▸ To do: Carry on the article about the opening of the Blackboard Gallery at Studio Channel Islands Art Center, picking up after its final sentence.

Studio Channel Islands Art Center (SCIART) celebrated the opening of the new Blackboard Gallery earlier this month, finally bringing its gallery space and artists’ studios together for the first time. The museum-quality gallery, three times the size of the former space, will allow SCIART to exhibit more and larger works from regional artists, further solidifying its reputation as a cultural hub in the heart of Old Town Camarillo. “This might be the largest gallery space in the area,” says Executive Director Karin Geiger.

Measuring an impressive 3,000 square feet, the gallery features high ceilings, modern lighting and enough space to accommodate large installations and sizable works, while a series of movable walls (with built-in lights) let the gallery change up the format as needed. Arlene Mead, an artist-in-residence and chairwoman of the Standards Committee, is credited as the “visionary” who helped design the gallery’s professional look. The ceiling and top portion of the walls are covered with black fabric to make the space less expansive, and movable walls have been added. “They move about and break up the space,” she explains, “and also give us a fair amount of flexibility.” There’s also a stage, which “opens up the opportunity for music programs, readings, performances,” Geiger adds. A gift shop, stocked exclusively with items created by artist members, is also on site.

▸ Supplied material:
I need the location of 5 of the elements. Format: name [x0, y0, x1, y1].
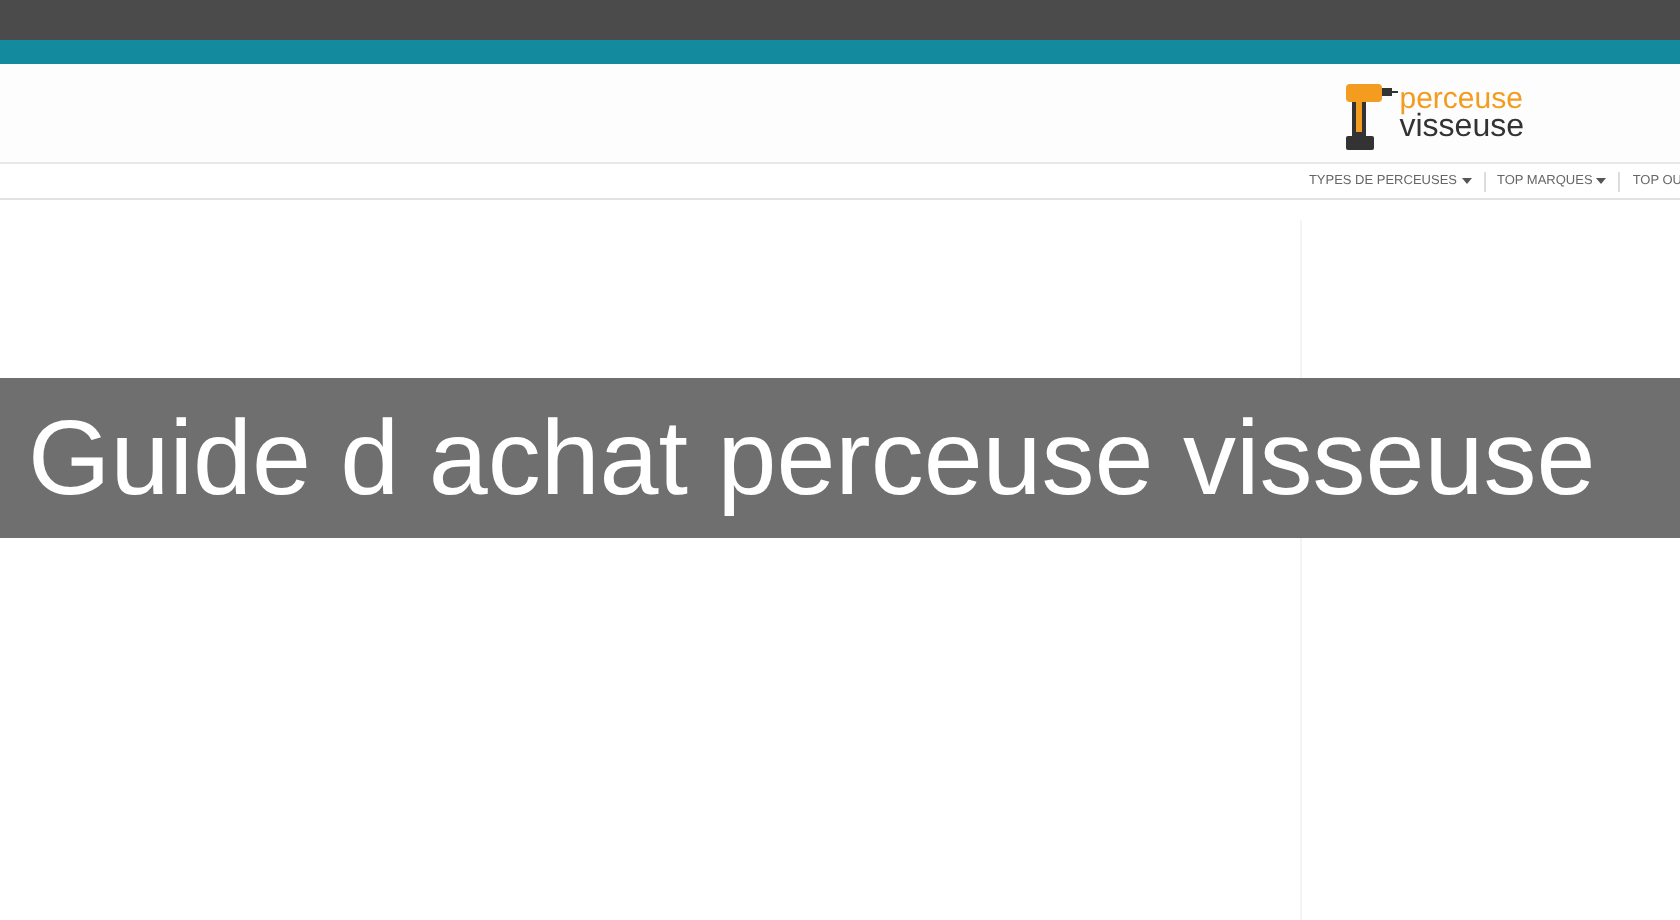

▸ Result for this task:
The Blackboard Gallery takes over the auditorium of the former Pleasant Valley Elementary School (which closed in the early 2000s), where it joins SCIART’s studios and workshops. The center was originally housed at California State University, Channel Islands, to encourage the development of a fine arts program.

“SCIART was established in part to make sure that the university would have an art department,” explains Geiger.

With 25 studio spaces and prominent artists-in-residence such as founding member Gerd Koch, Roxie Ray and Pat Richards Dodds, SCIART became a magnet for artists throughout Southern California. Maggie Kildee, a sculptor who was among the core group of people who helped found the center in 1997, recalls that “We invited everyone we knew in the art community. Around 300 or 400 people came.”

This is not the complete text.